DATA IN THIS EXERCISE =
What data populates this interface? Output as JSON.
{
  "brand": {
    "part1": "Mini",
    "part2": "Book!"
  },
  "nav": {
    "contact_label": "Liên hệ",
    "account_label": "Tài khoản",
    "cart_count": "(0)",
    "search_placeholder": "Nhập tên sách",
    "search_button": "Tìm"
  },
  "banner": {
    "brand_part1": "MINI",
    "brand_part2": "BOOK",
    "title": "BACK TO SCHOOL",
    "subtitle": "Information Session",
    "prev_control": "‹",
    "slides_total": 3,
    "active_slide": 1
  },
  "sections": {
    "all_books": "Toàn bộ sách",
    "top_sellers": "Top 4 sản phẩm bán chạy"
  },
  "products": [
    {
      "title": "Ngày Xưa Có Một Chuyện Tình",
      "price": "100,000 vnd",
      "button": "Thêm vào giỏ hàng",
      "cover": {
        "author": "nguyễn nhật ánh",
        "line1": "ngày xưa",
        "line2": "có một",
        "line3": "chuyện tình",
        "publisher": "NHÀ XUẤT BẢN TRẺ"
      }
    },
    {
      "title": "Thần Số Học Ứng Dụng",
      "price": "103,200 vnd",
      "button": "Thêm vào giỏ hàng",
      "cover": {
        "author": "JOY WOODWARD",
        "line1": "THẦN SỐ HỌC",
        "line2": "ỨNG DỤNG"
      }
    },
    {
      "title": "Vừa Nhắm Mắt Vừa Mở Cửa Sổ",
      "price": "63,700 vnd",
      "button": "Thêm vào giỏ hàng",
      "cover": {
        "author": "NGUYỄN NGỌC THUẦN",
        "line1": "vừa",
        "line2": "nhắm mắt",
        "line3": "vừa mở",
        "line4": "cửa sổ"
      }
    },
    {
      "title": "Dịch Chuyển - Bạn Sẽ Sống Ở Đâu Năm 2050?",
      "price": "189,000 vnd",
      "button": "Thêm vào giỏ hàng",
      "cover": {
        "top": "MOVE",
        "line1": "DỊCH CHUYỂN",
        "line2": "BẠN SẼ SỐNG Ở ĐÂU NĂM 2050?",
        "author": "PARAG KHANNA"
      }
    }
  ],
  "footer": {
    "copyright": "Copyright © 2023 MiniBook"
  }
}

EXERCISE = Print all of the entries again, exactly as written.

OUTPUT FOR THIS TASK =
What data populates this interface? Output as JSON.
{
  "brand": {
    "part1": "Mini",
    "part2": "Book!"
  },
  "nav": {
    "contact_label": "Liên hệ",
    "account_label": "Tài khoản",
    "cart_count": "(0)",
    "search_placeholder": "Nhập tên sách",
    "search_button": "Tìm"
  },
  "banner": {
    "brand_part1": "MINI",
    "brand_part2": "BOOK",
    "title": "BACK TO SCHOOL",
    "subtitle": "Information Session",
    "prev_control": "‹",
    "slides_total": 3,
    "active_slide": 1
  },
  "sections": {
    "all_books": "Toàn bộ sách",
    "top_sellers": "Top 4 sản phẩm bán chạy"
  },
  "products": [
    {
      "title": "Ngày Xưa Có Một Chuyện Tình",
      "price": "100,000 vnd",
      "button": "Thêm vào giỏ hàng",
      "cover": {
        "author": "nguyễn nhật ánh",
        "line1": "ngày xưa",
        "line2": "có một",
        "line3": "chuyện tình",
        "publisher": "NHÀ XUẤT BẢN TRẺ"
      }
    },
    {
      "title": "Thần Số Học Ứng Dụng",
      "price": "103,200 vnd",
      "button": "Thêm vào giỏ hàng",
      "cover": {
        "author": "JOY WOODWARD",
        "line1": "THẦN SỐ HỌC",
        "line2": "ỨNG DỤNG"
      }
    },
    {
      "title": "Vừa Nhắm Mắt Vừa Mở Cửa Sổ",
      "price": "63,700 vnd",
      "button": "Thêm vào giỏ hàng",
      "cover": {
        "author": "NGUYỄN NGỌC THUẦN",
        "line1": "vừa",
        "line2": "nhắm mắt",
        "line3": "vừa mở",
        "line4": "cửa sổ"
      }
    },
    {
      "title": "Dịch Chuyển - Bạn Sẽ Sống Ở Đâu Năm 2050?",
      "price": "189,000 vnd",
      "button": "Thêm vào giỏ hàng",
      "cover": {
        "top": "MOVE",
        "line1": "DỊCH CHUYỂN",
        "line2": "BẠN SẼ SỐNG Ở ĐÂU NĂM 2050?",
        "author": "PARAG KHANNA"
      }
    }
  ],
  "footer": {
    "copyright": "Copyright © 2023 MiniBook"
  }
}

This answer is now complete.